Directions:
Each record is to be printed again precisely as it reads.

Records shown:
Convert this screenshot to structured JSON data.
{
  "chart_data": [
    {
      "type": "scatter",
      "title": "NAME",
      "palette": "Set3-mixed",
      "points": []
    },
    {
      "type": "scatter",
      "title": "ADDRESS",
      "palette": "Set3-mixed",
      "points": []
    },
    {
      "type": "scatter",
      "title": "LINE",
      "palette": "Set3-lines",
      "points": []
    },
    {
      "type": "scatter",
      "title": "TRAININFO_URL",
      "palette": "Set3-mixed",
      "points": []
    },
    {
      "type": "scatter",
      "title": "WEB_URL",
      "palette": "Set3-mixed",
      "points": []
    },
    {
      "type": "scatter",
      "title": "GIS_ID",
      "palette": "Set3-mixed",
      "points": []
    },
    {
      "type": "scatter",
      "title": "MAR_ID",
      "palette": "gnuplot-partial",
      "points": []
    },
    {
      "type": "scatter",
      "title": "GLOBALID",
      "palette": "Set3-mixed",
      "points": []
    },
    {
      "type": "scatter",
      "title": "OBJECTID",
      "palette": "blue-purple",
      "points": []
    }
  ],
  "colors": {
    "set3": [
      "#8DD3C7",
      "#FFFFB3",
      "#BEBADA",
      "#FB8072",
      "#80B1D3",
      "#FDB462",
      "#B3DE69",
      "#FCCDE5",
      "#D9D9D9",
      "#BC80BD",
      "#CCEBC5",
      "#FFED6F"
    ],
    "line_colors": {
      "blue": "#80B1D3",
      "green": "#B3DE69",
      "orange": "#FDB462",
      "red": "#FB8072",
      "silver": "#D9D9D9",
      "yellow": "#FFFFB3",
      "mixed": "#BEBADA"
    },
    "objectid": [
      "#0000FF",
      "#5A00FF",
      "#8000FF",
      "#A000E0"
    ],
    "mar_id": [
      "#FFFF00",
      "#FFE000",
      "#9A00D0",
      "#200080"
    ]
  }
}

Written response:
Convert this screenshot to structured JSON data.
{
  "chart_data": [
    {
      "type": "scatter",
      "title": "NAME",
      "palette": "Set3-mixed",
      "points": []
    },
    {
      "type": "scatter",
      "title": "ADDRESS",
      "palette": "Set3-mixed",
      "points": []
    },
    {
      "type": "scatter",
      "title": "LINE",
      "palette": "Set3-lines",
      "points": []
    },
    {
      "type": "scatter",
      "title": "TRAININFO_URL",
      "palette": "Set3-mixed",
      "points": []
    },
    {
      "type": "scatter",
      "title": "WEB_URL",
      "palette": "Set3-mixed",
      "points": []
    },
    {
      "type": "scatter",
      "title": "GIS_ID",
      "palette": "Set3-mixed",
      "points": []
    },
    {
      "type": "scatter",
      "title": "MAR_ID",
      "palette": "gnuplot-partial",
      "points": []
    },
    {
      "type": "scatter",
      "title": "GLOBALID",
      "palette": "Set3-mixed",
      "points": []
    },
    {
      "type": "scatter",
      "title": "OBJECTID",
      "palette": "blue-purple",
      "points": []
    }
  ],
  "colors": {
    "set3": [
      "#8DD3C7",
      "#FFFFB3",
      "#BEBADA",
      "#FB8072",
      "#80B1D3",
      "#FDB462",
      "#B3DE69",
      "#FCCDE5",
      "#D9D9D9",
      "#BC80BD",
      "#CCEBC5",
      "#FFED6F"
    ],
    "line_colors": {
      "blue": "#80B1D3",
      "green": "#B3DE69",
      "orange": "#FDB462",
      "red": "#FB8072",
      "silver": "#D9D9D9",
      "yellow": "#FFFFB3",
      "mixed": "#BEBADA"
    },
    "objectid": [
      "#0000FF",
      "#5A00FF",
      "#8000FF",
      "#A000E0"
    ],
    "mar_id": [
      "#FFFF00",
      "#FFE000",
      "#9A00D0",
      "#200080"
    ]
  }
}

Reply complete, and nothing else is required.